[START Data lines]
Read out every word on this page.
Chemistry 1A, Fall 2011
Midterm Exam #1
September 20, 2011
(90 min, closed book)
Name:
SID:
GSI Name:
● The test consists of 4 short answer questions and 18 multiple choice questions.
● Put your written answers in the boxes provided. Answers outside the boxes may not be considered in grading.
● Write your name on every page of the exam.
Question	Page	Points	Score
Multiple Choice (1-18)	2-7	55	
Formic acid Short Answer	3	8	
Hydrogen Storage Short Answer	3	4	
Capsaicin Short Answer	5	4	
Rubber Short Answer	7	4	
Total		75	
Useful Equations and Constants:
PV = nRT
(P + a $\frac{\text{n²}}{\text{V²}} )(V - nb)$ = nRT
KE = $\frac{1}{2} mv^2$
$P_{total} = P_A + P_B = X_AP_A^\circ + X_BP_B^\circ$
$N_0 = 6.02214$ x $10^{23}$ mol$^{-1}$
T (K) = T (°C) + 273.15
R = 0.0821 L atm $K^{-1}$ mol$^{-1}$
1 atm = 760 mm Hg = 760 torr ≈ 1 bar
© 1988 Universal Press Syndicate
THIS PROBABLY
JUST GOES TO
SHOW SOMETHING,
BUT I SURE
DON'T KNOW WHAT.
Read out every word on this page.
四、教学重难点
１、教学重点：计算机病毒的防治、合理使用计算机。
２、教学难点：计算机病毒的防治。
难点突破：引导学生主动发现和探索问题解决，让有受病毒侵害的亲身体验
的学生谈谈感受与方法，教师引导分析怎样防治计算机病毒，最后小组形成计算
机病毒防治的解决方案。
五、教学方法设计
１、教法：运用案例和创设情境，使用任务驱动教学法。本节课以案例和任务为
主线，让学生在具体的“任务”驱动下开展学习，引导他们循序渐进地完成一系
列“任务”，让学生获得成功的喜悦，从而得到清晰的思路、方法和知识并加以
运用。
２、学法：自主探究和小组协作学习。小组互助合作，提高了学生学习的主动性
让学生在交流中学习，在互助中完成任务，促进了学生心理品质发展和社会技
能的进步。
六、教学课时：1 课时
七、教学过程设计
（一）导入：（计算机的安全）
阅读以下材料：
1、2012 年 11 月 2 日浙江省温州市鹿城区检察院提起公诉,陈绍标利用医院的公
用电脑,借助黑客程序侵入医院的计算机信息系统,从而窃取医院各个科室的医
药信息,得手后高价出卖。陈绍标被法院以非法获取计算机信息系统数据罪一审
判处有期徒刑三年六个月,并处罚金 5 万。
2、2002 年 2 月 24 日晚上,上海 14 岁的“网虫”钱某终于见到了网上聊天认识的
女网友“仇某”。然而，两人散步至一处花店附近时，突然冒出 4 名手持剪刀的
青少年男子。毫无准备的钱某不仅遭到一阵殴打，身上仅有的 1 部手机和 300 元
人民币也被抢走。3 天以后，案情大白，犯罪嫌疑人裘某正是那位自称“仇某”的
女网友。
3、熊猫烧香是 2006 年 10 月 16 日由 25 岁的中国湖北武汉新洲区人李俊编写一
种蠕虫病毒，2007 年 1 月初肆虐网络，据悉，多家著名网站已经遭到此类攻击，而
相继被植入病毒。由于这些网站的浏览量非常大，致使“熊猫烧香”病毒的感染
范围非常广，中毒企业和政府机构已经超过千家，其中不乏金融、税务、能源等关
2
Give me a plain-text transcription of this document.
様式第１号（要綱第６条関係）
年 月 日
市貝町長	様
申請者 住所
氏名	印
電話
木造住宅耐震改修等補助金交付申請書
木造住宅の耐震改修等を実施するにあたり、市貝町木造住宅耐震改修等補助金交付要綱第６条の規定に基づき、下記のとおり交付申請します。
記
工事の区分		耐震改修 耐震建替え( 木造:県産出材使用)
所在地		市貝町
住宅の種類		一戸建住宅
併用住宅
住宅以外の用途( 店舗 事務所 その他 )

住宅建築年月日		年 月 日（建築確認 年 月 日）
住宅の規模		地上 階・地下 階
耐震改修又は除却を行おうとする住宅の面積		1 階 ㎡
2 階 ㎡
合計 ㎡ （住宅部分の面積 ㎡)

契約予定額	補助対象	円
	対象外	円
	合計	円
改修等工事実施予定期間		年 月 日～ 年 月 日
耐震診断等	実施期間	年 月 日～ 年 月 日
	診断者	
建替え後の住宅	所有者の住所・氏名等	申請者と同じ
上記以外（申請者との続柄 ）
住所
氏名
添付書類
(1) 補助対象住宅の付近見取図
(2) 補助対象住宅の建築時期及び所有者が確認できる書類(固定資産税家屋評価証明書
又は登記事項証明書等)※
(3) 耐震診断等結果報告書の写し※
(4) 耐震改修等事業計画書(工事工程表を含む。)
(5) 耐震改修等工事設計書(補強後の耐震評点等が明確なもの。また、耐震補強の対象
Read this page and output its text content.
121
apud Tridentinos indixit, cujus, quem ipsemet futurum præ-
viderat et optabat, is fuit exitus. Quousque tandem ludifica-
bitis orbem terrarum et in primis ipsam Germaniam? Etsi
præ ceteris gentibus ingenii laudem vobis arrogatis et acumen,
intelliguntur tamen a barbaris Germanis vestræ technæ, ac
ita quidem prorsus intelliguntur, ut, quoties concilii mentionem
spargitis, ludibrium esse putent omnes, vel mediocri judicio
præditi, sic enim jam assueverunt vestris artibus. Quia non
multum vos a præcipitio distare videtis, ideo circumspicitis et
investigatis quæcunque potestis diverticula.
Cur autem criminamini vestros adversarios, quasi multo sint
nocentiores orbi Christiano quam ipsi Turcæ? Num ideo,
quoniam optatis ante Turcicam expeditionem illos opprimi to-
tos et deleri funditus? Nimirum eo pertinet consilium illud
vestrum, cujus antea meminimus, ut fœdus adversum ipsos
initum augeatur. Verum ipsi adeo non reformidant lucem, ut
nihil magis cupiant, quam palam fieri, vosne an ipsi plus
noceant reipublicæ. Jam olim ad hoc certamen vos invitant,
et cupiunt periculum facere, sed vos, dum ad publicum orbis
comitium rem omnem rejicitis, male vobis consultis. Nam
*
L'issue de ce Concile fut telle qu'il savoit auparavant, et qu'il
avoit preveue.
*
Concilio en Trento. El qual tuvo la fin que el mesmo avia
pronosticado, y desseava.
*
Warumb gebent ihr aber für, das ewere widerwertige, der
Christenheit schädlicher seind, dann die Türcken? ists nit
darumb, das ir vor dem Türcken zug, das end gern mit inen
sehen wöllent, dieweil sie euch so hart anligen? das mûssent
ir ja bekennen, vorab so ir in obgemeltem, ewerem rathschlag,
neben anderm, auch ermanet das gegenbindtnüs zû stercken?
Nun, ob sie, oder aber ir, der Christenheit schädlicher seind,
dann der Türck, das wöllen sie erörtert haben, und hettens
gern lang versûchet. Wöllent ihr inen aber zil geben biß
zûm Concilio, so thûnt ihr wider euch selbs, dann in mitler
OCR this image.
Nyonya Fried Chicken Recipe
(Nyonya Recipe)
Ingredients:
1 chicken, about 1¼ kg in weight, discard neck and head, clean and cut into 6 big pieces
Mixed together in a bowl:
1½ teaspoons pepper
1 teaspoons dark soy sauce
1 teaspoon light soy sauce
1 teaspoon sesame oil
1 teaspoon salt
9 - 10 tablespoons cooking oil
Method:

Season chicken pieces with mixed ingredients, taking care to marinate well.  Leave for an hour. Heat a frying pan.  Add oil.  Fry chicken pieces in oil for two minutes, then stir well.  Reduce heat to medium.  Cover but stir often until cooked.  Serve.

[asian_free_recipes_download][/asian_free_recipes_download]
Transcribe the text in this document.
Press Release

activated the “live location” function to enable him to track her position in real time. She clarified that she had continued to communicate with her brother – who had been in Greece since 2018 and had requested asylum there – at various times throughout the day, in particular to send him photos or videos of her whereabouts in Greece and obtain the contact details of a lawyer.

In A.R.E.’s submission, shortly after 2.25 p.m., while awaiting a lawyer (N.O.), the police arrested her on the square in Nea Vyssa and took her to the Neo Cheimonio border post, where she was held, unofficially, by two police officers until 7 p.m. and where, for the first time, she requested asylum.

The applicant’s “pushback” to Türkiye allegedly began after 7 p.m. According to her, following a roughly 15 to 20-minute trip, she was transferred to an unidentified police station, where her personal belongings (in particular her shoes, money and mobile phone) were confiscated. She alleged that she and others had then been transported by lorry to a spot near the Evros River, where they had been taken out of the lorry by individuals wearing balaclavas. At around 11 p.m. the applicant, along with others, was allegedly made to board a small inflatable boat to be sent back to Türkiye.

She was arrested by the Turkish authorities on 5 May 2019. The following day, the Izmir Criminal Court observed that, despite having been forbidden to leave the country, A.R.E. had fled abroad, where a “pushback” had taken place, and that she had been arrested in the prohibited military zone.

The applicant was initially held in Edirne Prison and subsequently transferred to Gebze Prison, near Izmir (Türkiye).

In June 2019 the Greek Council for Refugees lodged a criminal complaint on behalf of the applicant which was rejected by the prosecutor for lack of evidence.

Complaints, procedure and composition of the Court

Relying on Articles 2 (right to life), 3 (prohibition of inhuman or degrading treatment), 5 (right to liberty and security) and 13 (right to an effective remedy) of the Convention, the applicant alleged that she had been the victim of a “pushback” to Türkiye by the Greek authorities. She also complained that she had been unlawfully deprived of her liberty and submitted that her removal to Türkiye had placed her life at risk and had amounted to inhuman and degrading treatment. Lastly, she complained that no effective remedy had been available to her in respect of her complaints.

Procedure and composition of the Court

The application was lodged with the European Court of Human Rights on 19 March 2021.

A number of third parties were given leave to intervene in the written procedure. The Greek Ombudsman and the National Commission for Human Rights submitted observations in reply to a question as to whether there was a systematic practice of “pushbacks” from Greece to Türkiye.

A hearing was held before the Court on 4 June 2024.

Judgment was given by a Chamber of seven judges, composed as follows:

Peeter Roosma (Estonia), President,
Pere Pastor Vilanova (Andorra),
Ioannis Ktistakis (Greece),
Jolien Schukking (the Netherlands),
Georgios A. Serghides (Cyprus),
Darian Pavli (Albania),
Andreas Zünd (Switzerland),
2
[END Data lines]
### Written instruction
Count the lines above that contain the word "text", and give only that number.

### Answer to this exercise
4